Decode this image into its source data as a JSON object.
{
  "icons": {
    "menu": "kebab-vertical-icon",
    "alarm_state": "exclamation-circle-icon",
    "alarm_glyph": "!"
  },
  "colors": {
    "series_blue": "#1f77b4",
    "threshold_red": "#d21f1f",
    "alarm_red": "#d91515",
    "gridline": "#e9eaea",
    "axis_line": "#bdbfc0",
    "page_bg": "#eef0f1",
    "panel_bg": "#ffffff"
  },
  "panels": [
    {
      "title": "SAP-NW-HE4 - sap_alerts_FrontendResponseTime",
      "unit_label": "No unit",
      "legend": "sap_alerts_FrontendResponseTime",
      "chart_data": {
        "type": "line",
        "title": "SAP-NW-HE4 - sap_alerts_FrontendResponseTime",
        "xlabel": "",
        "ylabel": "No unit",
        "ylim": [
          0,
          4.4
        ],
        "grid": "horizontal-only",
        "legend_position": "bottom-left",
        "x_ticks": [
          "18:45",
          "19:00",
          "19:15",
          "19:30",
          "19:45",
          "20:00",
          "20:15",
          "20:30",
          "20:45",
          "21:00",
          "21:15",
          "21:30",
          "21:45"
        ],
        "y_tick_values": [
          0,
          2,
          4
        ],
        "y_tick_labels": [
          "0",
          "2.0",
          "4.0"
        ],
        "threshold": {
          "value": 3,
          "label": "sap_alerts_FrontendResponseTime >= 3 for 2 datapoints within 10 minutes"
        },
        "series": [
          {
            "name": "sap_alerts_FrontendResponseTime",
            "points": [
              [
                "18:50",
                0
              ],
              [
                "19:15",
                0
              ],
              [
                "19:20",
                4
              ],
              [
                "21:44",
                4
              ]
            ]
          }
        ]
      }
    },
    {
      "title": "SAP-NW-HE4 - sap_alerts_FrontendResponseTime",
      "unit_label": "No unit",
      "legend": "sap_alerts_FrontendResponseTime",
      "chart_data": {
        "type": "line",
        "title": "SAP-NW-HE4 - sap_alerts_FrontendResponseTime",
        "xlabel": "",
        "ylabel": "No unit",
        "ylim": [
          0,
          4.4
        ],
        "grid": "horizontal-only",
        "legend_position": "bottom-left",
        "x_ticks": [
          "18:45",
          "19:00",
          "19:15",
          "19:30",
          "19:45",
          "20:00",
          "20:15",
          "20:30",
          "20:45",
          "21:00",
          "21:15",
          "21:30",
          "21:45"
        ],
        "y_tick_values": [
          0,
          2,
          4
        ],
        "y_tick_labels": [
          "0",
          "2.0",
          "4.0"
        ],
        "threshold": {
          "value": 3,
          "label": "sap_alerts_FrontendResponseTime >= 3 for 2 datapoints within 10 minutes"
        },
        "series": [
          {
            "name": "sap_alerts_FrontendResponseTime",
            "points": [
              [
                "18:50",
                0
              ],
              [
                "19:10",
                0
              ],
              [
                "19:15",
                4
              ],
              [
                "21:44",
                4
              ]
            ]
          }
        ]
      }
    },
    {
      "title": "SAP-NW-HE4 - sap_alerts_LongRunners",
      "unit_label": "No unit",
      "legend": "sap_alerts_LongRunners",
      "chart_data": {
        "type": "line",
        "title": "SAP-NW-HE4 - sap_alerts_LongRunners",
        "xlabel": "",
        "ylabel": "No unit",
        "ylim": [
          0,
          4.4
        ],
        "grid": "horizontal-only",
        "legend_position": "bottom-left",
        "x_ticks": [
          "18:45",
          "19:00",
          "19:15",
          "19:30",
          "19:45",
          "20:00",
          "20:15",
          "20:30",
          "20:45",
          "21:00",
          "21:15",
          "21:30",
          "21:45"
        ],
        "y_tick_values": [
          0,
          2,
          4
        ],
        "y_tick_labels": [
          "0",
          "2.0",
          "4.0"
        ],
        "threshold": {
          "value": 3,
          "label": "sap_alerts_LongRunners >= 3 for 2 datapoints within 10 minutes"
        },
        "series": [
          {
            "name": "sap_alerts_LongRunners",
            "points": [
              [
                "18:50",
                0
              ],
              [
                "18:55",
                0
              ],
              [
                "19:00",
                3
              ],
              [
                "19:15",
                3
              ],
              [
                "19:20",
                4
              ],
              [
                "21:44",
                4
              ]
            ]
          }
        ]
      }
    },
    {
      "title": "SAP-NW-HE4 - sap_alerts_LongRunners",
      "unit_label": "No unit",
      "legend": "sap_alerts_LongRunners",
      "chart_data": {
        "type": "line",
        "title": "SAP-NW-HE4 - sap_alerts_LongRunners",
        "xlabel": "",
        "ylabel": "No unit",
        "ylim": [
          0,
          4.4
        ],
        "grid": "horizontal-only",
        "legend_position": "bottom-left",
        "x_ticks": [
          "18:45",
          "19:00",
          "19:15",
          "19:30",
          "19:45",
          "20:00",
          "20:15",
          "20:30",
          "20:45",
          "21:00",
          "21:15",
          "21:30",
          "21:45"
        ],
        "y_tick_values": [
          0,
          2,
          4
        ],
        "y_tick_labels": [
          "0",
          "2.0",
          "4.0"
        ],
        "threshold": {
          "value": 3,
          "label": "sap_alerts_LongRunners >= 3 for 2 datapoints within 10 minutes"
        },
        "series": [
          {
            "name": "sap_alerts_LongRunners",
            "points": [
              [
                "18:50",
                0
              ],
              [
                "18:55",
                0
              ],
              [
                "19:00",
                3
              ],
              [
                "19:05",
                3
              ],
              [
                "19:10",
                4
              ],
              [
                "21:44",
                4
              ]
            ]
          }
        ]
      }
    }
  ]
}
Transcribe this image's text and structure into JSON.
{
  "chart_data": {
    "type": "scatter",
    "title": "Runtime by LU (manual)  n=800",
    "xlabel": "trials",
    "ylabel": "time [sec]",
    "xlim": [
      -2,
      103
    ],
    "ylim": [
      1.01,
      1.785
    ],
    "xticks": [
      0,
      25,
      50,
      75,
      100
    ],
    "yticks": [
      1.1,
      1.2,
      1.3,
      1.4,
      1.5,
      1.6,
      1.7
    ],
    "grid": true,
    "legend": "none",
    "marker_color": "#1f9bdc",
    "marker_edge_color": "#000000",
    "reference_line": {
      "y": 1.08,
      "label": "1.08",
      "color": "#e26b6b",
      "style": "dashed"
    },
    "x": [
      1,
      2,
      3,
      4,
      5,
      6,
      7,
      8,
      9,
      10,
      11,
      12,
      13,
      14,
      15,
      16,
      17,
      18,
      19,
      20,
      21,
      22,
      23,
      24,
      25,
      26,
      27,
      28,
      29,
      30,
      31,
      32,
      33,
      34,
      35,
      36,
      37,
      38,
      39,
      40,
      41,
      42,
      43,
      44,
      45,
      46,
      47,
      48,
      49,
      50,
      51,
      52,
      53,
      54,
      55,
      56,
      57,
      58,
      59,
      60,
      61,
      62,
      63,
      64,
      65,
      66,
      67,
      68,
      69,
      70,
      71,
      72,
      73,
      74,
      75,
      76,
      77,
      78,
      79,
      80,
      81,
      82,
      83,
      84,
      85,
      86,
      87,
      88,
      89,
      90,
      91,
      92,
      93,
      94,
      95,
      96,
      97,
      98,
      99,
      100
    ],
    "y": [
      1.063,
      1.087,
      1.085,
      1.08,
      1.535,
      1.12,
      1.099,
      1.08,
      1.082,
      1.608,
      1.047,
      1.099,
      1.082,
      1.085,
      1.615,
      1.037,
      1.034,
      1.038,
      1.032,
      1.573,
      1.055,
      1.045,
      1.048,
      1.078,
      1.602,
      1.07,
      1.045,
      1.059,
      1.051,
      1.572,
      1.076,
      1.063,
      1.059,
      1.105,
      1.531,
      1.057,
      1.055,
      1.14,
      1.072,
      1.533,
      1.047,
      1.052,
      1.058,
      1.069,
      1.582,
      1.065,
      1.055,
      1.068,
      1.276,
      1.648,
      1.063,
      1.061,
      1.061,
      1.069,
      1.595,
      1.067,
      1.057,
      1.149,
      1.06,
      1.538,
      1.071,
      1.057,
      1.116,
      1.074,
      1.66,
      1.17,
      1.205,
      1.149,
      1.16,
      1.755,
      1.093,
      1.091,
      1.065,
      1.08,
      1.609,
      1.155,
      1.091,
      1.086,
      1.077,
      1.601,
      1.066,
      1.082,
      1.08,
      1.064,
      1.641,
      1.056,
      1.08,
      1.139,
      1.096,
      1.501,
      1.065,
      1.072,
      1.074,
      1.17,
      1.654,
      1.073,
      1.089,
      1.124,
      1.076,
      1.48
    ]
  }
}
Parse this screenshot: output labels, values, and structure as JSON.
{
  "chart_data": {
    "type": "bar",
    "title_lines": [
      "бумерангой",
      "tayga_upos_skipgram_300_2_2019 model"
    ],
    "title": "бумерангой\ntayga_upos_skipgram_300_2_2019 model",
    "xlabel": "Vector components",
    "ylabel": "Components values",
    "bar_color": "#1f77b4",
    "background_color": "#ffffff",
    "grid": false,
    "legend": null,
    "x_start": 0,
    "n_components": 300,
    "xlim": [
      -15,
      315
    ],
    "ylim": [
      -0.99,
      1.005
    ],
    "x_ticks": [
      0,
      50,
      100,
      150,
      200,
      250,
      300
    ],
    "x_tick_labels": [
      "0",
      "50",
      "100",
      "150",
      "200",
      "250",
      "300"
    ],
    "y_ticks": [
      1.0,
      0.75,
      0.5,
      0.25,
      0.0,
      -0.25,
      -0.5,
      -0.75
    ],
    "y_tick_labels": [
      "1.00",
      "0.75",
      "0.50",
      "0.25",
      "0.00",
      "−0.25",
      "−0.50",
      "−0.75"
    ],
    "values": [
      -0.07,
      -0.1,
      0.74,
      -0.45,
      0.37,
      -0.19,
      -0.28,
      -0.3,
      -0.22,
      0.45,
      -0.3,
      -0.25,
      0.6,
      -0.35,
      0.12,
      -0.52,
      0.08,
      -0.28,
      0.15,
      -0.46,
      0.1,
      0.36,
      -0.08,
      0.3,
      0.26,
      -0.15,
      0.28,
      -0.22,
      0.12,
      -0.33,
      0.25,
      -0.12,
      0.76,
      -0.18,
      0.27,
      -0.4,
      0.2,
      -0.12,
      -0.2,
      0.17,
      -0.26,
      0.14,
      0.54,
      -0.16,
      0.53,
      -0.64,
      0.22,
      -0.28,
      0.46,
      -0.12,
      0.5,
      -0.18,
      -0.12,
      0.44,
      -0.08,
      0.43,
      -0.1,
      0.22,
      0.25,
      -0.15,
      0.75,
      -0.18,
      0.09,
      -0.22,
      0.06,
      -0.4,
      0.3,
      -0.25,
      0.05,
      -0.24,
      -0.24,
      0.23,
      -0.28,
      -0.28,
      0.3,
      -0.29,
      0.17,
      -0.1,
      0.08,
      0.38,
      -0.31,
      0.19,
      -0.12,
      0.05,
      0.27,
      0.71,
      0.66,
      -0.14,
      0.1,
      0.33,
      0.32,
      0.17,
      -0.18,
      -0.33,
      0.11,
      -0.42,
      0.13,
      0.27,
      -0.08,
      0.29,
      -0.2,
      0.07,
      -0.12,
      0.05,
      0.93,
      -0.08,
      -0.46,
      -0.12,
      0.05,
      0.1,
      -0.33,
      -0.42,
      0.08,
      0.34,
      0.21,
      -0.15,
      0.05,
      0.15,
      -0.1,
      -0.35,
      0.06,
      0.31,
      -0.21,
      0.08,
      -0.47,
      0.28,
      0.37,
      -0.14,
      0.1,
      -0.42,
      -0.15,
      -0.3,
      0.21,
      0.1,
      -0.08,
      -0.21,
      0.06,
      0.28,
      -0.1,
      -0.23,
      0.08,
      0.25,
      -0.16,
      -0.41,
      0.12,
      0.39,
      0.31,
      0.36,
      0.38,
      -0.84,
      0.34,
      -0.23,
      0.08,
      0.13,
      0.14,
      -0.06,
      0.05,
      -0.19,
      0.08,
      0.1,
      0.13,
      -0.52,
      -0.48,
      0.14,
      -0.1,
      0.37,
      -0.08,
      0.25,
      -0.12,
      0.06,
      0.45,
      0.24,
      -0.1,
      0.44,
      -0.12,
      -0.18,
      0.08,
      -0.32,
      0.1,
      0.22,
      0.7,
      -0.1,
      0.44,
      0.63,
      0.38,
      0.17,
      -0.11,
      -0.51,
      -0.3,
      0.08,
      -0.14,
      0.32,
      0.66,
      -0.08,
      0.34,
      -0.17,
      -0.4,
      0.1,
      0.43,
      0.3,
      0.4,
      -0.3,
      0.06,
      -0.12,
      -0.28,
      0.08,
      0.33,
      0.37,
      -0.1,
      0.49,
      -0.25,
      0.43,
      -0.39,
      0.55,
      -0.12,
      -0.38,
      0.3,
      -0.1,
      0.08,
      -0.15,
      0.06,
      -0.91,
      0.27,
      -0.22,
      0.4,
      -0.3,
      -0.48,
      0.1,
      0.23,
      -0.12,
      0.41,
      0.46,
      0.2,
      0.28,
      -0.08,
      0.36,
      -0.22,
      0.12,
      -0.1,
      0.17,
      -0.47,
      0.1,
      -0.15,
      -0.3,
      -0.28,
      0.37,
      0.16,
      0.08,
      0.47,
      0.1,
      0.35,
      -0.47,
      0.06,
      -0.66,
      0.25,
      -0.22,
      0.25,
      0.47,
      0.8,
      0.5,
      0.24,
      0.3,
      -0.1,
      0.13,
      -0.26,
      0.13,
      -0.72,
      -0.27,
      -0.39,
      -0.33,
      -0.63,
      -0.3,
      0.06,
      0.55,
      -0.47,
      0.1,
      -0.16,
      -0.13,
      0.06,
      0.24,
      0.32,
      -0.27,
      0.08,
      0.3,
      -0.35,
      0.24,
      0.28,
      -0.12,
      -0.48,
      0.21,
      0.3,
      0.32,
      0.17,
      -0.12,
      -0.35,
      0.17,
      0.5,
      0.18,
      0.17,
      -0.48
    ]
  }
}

○ ○ ○ ○ ○

Exercise description: Check each line above for the string "model" and show the ones that have it.

Exercise solution:
      "tayga_upos_skipgram_300_2_2019 model"
    "title": "бумерангой\ntayga_upos_skipgram_300_2_2019 model",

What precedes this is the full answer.